[Start INPUT DATA]

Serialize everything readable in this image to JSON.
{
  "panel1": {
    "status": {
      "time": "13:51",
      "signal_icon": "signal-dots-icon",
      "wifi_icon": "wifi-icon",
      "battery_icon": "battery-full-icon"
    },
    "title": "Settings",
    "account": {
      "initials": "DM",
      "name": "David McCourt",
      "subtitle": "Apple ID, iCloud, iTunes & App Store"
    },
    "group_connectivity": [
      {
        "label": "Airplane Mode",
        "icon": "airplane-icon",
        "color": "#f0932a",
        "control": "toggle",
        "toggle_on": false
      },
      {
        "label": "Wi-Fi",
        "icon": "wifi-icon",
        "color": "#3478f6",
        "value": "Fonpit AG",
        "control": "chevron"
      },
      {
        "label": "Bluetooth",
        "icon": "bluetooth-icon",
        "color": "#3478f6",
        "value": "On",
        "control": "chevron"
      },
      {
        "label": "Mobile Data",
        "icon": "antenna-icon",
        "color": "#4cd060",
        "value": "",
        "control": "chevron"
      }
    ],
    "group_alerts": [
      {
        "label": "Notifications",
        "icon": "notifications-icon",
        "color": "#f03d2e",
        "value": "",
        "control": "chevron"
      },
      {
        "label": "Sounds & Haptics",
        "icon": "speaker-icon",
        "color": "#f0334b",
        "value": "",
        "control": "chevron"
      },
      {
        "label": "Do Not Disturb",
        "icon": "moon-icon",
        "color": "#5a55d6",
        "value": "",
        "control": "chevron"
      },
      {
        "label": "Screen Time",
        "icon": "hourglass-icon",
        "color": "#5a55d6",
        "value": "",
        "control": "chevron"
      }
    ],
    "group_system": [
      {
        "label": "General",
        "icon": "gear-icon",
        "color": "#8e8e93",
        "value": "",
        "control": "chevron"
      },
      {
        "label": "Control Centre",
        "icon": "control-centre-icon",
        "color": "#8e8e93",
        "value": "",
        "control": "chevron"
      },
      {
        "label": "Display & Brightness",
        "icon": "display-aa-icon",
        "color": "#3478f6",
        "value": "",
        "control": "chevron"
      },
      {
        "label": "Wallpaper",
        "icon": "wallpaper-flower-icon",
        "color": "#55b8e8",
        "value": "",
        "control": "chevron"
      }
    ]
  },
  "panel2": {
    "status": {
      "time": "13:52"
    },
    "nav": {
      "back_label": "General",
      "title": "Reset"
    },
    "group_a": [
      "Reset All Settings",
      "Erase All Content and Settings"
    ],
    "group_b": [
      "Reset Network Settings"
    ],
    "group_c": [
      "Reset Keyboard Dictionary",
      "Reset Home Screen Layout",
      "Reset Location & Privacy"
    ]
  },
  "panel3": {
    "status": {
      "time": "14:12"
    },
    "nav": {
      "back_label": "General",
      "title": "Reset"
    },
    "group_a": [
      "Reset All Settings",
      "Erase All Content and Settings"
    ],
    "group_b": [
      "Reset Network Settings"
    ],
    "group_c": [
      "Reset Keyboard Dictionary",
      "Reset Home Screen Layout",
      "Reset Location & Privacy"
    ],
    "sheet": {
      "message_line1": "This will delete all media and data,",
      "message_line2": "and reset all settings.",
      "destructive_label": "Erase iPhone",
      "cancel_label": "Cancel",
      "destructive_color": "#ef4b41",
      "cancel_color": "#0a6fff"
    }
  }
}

[End INPUT DATA]

### [WRITTEN INSTRUCTION]
Write out all records exactly, keeping every detail.

### [RESPONSE]
Serialize everything readable in this image to JSON.
{
  "panel1": {
    "status": {
      "time": "13:51",
      "signal_icon": "signal-dots-icon",
      "wifi_icon": "wifi-icon",
      "battery_icon": "battery-full-icon"
    },
    "title": "Settings",
    "account": {
      "initials": "DM",
      "name": "David McCourt",
      "subtitle": "Apple ID, iCloud, iTunes & App Store"
    },
    "group_connectivity": [
      {
        "label": "Airplane Mode",
        "icon": "airplane-icon",
        "color": "#f0932a",
        "control": "toggle",
        "toggle_on": false
      },
      {
        "label": "Wi-Fi",
        "icon": "wifi-icon",
        "color": "#3478f6",
        "value": "Fonpit AG",
        "control": "chevron"
      },
      {
        "label": "Bluetooth",
        "icon": "bluetooth-icon",
        "color": "#3478f6",
        "value": "On",
        "control": "chevron"
      },
      {
        "label": "Mobile Data",
        "icon": "antenna-icon",
        "color": "#4cd060",
        "value": "",
        "control": "chevron"
      }
    ],
    "group_alerts": [
      {
        "label": "Notifications",
        "icon": "notifications-icon",
        "color": "#f03d2e",
        "value": "",
        "control": "chevron"
      },
      {
        "label": "Sounds & Haptics",
        "icon": "speaker-icon",
        "color": "#f0334b",
        "value": "",
        "control": "chevron"
      },
      {
        "label": "Do Not Disturb",
        "icon": "moon-icon",
        "color": "#5a55d6",
        "value": "",
        "control": "chevron"
      },
      {
        "label": "Screen Time",
        "icon": "hourglass-icon",
        "color": "#5a55d6",
        "value": "",
        "control": "chevron"
      }
    ],
    "group_system": [
      {
        "label": "General",
        "icon": "gear-icon",
        "color": "#8e8e93",
        "value": "",
        "control": "chevron"
      },
      {
        "label": "Control Centre",
        "icon": "control-centre-icon",
        "color": "#8e8e93",
        "value": "",
        "control": "chevron"
      },
      {
        "label": "Display & Brightness",
        "icon": "display-aa-icon",
        "color": "#3478f6",
        "value": "",
        "control": "chevron"
      },
      {
        "label": "Wallpaper",
        "icon": "wallpaper-flower-icon",
        "color": "#55b8e8",
        "value": "",
        "control": "chevron"
      }
    ]
  },
  "panel2": {
    "status": {
      "time": "13:52"
    },
    "nav": {
      "back_label": "General",
      "title": "Reset"
    },
    "group_a": [
      "Reset All Settings",
      "Erase All Content and Settings"
    ],
    "group_b": [
      "Reset Network Settings"
    ],
    "group_c": [
      "Reset Keyboard Dictionary",
      "Reset Home Screen Layout",
      "Reset Location & Privacy"
    ]
  },
  "panel3": {
    "status": {
      "time": "14:12"
    },
    "nav": {
      "back_label": "General",
      "title": "Reset"
    },
    "group_a": [
      "Reset All Settings",
      "Erase All Content and Settings"
    ],
    "group_b": [
      "Reset Network Settings"
    ],
    "group_c": [
      "Reset Keyboard Dictionary",
      "Reset Home Screen Layout",
      "Reset Location & Privacy"
    ],
    "sheet": {
      "message_line1": "This will delete all media and data,",
      "message_line2": "and reset all settings.",
      "destructive_label": "Erase iPhone",
      "cancel_label": "Cancel",
      "destructive_color": "#ef4b41",
      "cancel_color": "#0a6fff"
    }
  }
}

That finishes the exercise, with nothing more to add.